[PROBLEM DESCRIPTION] Quote the whole listing exactly. Leave the pictures out of your copy.

[GIVEN INFORMATION]
/---
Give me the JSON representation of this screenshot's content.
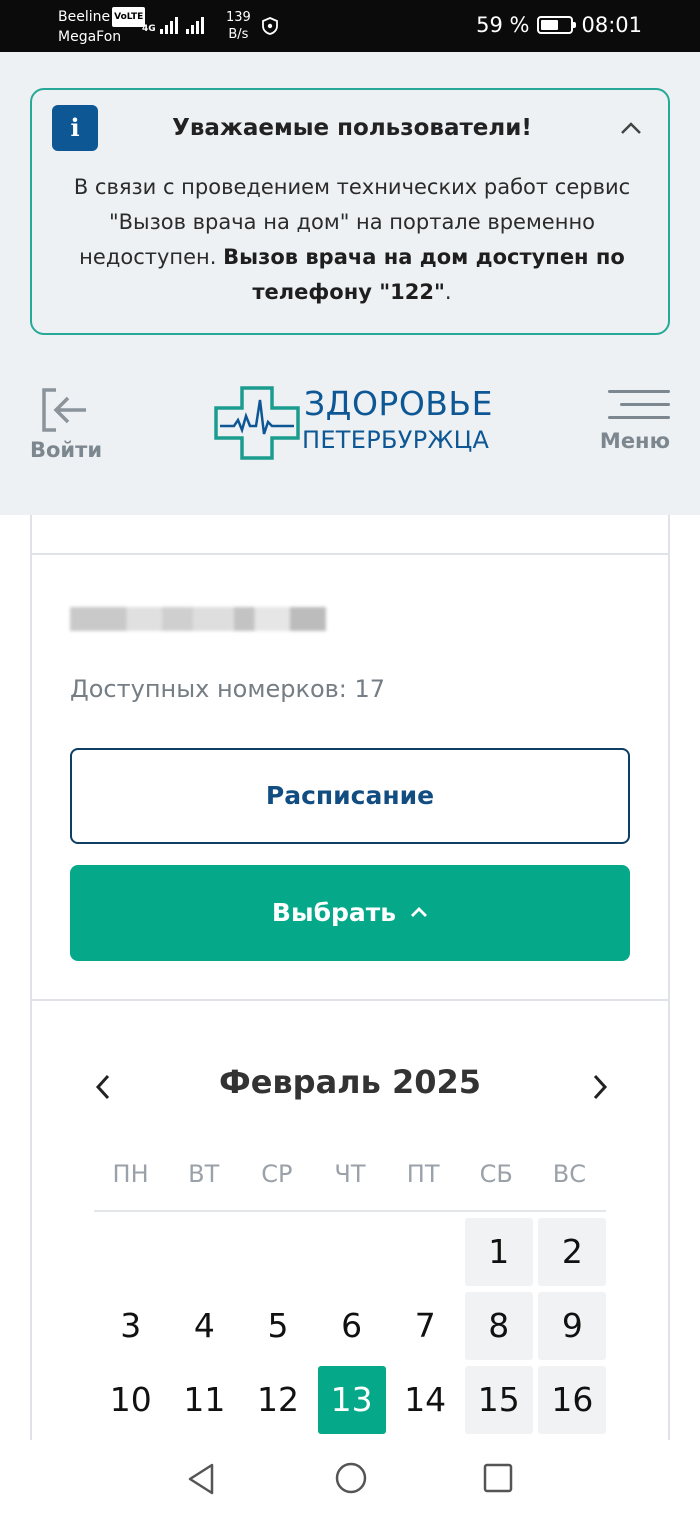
{
  "status_bar": {
    "carrier1": "Beeline",
    "volte": "VoLTE",
    "carrier2": "MegaFon",
    "network": "4G",
    "speed_value": "139",
    "speed_unit": "B/s",
    "battery": "59 %",
    "battery_level": 0.59,
    "time": "08:01"
  },
  "notice": {
    "icon": "info-icon",
    "title": "Уважаемые пользователи!",
    "text_plain": "В связи с проведением технических работ сервис \"Вызов врача на дом\" на портале временно недоступен.",
    "text_bold": "Вызов врача на дом доступен по телефону \"122\"",
    "text_end": "."
  },
  "header": {
    "login_label": "Войти",
    "logo_line1": "ЗДОРОВЬЕ",
    "logo_line2": "ПЕТЕРБУРЖЦА",
    "menu_label": "Меню"
  },
  "card": {
    "available_label": "Доступных номерков: 17",
    "schedule_button": "Расписание",
    "choose_button": "Выбрать"
  },
  "calendar": {
    "month_title": "Февраль 2025",
    "weekdays": [
      "ПН",
      "ВТ",
      "СР",
      "ЧТ",
      "ПТ",
      "СБ",
      "ВС"
    ],
    "selected_day": "13",
    "rows": [
      [
        {
          "n": "",
          "t": ""
        },
        {
          "n": "",
          "t": ""
        },
        {
          "n": "",
          "t": ""
        },
        {
          "n": "",
          "t": ""
        },
        {
          "n": "",
          "t": ""
        },
        {
          "n": "1",
          "t": "wk"
        },
        {
          "n": "2",
          "t": "wk"
        }
      ],
      [
        {
          "n": "3",
          "t": ""
        },
        {
          "n": "4",
          "t": ""
        },
        {
          "n": "5",
          "t": ""
        },
        {
          "n": "6",
          "t": ""
        },
        {
          "n": "7",
          "t": ""
        },
        {
          "n": "8",
          "t": "wk"
        },
        {
          "n": "9",
          "t": "wk"
        }
      ],
      [
        {
          "n": "10",
          "t": ""
        },
        {
          "n": "11",
          "t": ""
        },
        {
          "n": "12",
          "t": ""
        },
        {
          "n": "13",
          "t": "sel"
        },
        {
          "n": "14",
          "t": ""
        },
        {
          "n": "15",
          "t": "wk"
        },
        {
          "n": "16",
          "t": "wk"
        }
      ]
    ]
  },
  "colors": {
    "accent_green": "#05a98a",
    "brand_blue": "#0d5795",
    "notice_border": "#26a997",
    "weekend_bg": "#f1f2f3"
  }
}
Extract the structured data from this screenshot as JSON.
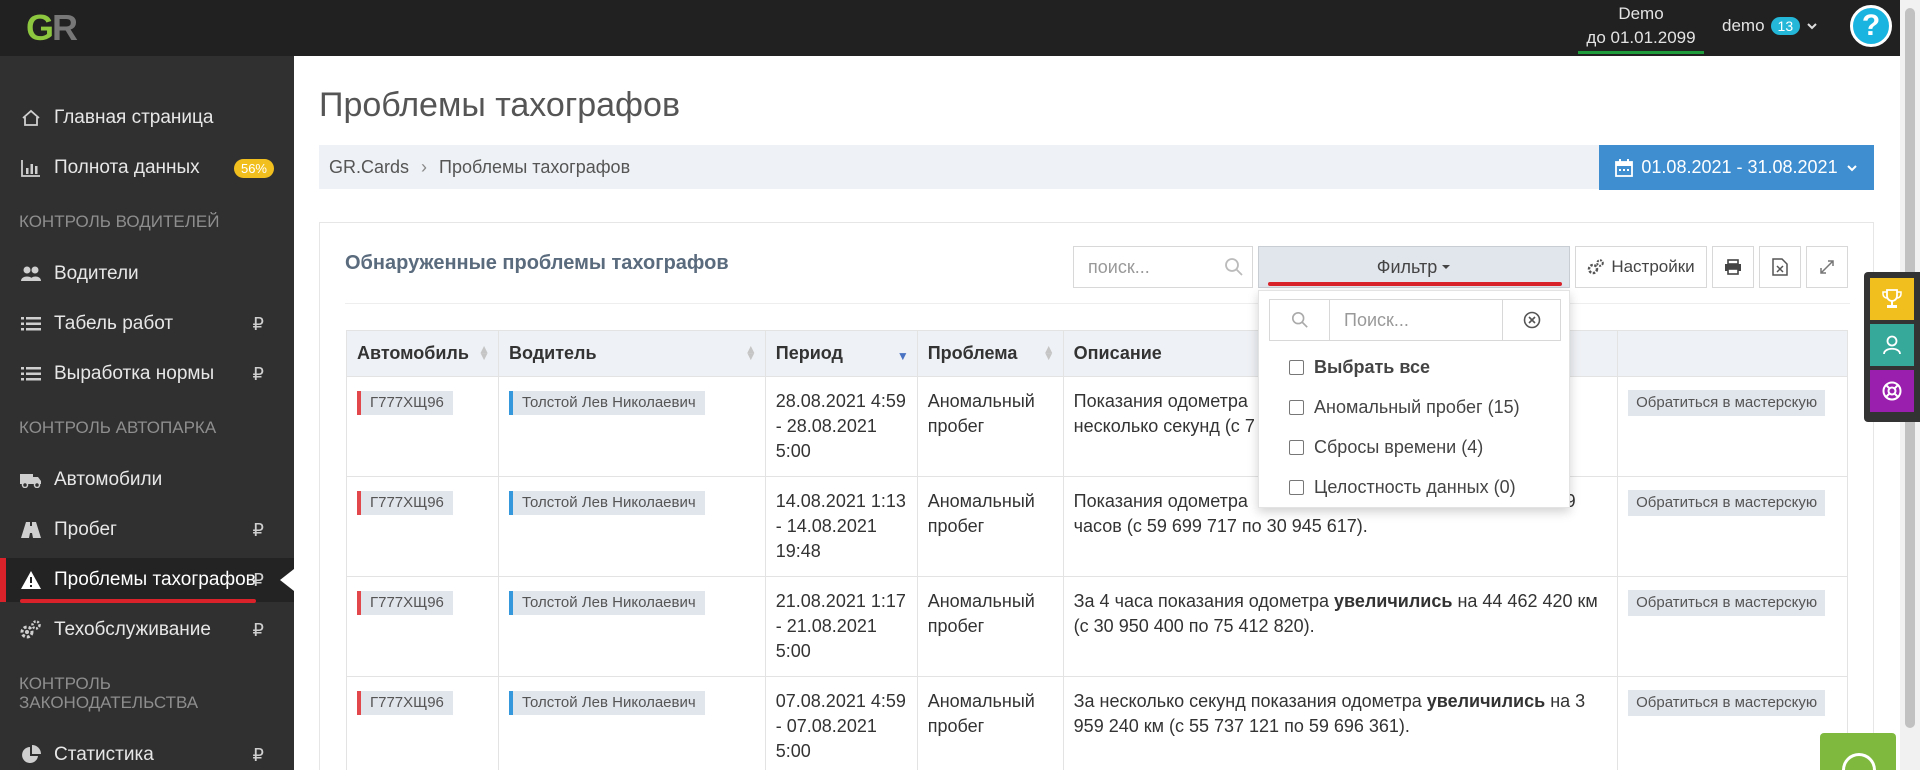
\---
[EXERCISE OUTPUT]
Give me the JSON representation of this screenshot's content.
{
  "status_bar": {
    "carrier1": "Beeline",
    "volte": "VoLTE",
    "carrier2": "MegaFon",
    "network": "4G",
    "speed_value": "139",
    "speed_unit": "B/s",
    "battery": "59 %",
    "battery_level": 0.59,
    "time": "08:01"
  },
  "notice": {
    "icon": "info-icon",
    "title": "Уважаемые пользователи!",
    "text_plain": "В связи с проведением технических работ сервис \"Вызов врача на дом\" на портале временно недоступен.",
    "text_bold": "Вызов врача на дом доступен по телефону \"122\"",
    "text_end": "."
  },
  "header": {
    "login_label": "Войти",
    "logo_line1": "ЗДОРОВЬЕ",
    "logo_line2": "ПЕТЕРБУРЖЦА",
    "menu_label": "Меню"
  },
  "card": {
    "available_label": "Доступных номерков: 17",
    "schedule_button": "Расписание",
    "choose_button": "Выбрать"
  },
  "calendar": {
    "month_title": "Февраль 2025",
    "weekdays": [
      "ПН",
      "ВТ",
      "СР",
      "ЧТ",
      "ПТ",
      "СБ",
      "ВС"
    ],
    "selected_day": "13",
    "rows": [
      [
        {
          "n": "",
          "t": ""
        },
        {
          "n": "",
          "t": ""
        },
        {
          "n": "",
          "t": ""
        },
        {
          "n": "",
          "t": ""
        },
        {
          "n": "",
          "t": ""
        },
        {
          "n": "1",
          "t": "wk"
        },
        {
          "n": "2",
          "t": "wk"
        }
      ],
      [
        {
          "n": "3",
          "t": ""
        },
        {
          "n": "4",
          "t": ""
        },
        {
          "n": "5",
          "t": ""
        },
        {
          "n": "6",
          "t": ""
        },
        {
          "n": "7",
          "t": ""
        },
        {
          "n": "8",
          "t": "wk"
        },
        {
          "n": "9",
          "t": "wk"
        }
      ],
      [
        {
          "n": "10",
          "t": ""
        },
        {
          "n": "11",
          "t": ""
        },
        {
          "n": "12",
          "t": ""
        },
        {
          "n": "13",
          "t": "sel"
        },
        {
          "n": "14",
          "t": ""
        },
        {
          "n": "15",
          "t": "wk"
        },
        {
          "n": "16",
          "t": "wk"
        }
      ]
    ]
  },
  "colors": {
    "accent_green": "#05a98a",
    "brand_blue": "#0d5795",
    "notice_border": "#26a997",
    "weekend_bg": "#f1f2f3"
  }
}
Extract the structured data from this screenshot as JSON.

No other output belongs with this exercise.